• **Exercise task**: What do the lines say from the one containing "Enumerate this screenshot's" to the end of the records? Restate them word for word, and only those.

--- Data excerpts ---

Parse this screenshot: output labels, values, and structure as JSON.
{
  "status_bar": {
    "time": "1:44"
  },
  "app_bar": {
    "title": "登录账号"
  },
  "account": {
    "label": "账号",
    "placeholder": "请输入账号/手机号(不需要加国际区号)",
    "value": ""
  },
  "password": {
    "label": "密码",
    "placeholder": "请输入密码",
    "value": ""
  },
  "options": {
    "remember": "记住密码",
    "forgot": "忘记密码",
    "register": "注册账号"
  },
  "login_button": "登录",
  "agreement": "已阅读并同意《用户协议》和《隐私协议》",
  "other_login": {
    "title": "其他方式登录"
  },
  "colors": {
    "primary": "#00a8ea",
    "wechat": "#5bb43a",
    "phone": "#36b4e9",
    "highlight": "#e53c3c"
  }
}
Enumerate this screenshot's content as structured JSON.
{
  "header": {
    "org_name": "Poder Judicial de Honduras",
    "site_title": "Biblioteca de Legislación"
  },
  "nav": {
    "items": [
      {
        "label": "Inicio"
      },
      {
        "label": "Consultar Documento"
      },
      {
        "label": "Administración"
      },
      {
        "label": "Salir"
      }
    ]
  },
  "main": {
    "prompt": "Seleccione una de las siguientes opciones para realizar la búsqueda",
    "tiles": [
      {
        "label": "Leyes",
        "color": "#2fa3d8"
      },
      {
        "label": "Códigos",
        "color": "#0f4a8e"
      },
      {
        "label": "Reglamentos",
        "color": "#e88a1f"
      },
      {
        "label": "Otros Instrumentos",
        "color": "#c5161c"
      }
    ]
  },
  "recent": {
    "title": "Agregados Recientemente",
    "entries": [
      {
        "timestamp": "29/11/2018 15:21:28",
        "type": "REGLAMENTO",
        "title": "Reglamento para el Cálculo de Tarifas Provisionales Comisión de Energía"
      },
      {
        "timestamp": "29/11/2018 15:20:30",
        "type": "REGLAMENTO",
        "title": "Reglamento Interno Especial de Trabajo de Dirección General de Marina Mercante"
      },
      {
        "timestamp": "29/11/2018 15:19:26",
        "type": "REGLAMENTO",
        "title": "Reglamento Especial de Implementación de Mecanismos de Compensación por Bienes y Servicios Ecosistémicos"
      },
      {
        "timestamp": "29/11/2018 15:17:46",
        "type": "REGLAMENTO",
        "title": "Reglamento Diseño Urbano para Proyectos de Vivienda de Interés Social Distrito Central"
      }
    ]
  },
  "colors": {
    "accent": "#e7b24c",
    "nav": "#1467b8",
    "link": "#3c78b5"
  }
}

---

• **Complete answer**:
Enumerate this screenshot's content as structured JSON.
{
  "header": {
    "org_name": "Poder Judicial de Honduras",
    "site_title": "Biblioteca de Legislación"
  },
  "nav": {
    "items": [
      {
        "label": "Inicio"
      },
      {
        "label": "Consultar Documento"
      },
      {
        "label": "Administración"
      },
      {
        "label": "Salir"
      }
    ]
  },
  "main": {
    "prompt": "Seleccione una de las siguientes opciones para realizar la búsqueda",
    "tiles": [
      {
        "label": "Leyes",
        "color": "#2fa3d8"
      },
      {
        "label": "Códigos",
        "color": "#0f4a8e"
      },
      {
        "label": "Reglamentos",
        "color": "#e88a1f"
      },
      {
        "label": "Otros Instrumentos",
        "color": "#c5161c"
      }
    ]
  },
  "recent": {
    "title": "Agregados Recientemente",
    "entries": [
      {
        "timestamp": "29/11/2018 15:21:28",
        "type": "REGLAMENTO",
        "title": "Reglamento para el Cálculo de Tarifas Provisionales Comisión de Energía"
      },
      {
        "timestamp": "29/11/2018 15:20:30",
        "type": "REGLAMENTO",
        "title": "Reglamento Interno Especial de Trabajo de Dirección General de Marina Mercante"
      },
      {
        "timestamp": "29/11/2018 15:19:26",
        "type": "REGLAMENTO",
        "title": "Reglamento Especial de Implementación de Mecanismos de Compensación por Bienes y Servicios Ecosistémicos"
      },
      {
        "timestamp": "29/11/2018 15:17:46",
        "type": "REGLAMENTO",
        "title": "Reglamento Diseño Urbano para Proyectos de Vivienda de Interés Social Distrito Central"
      }
    ]
  },
  "colors": {
    "accent": "#e7b24c",
    "nav": "#1467b8",
    "link": "#3c78b5"
  }
}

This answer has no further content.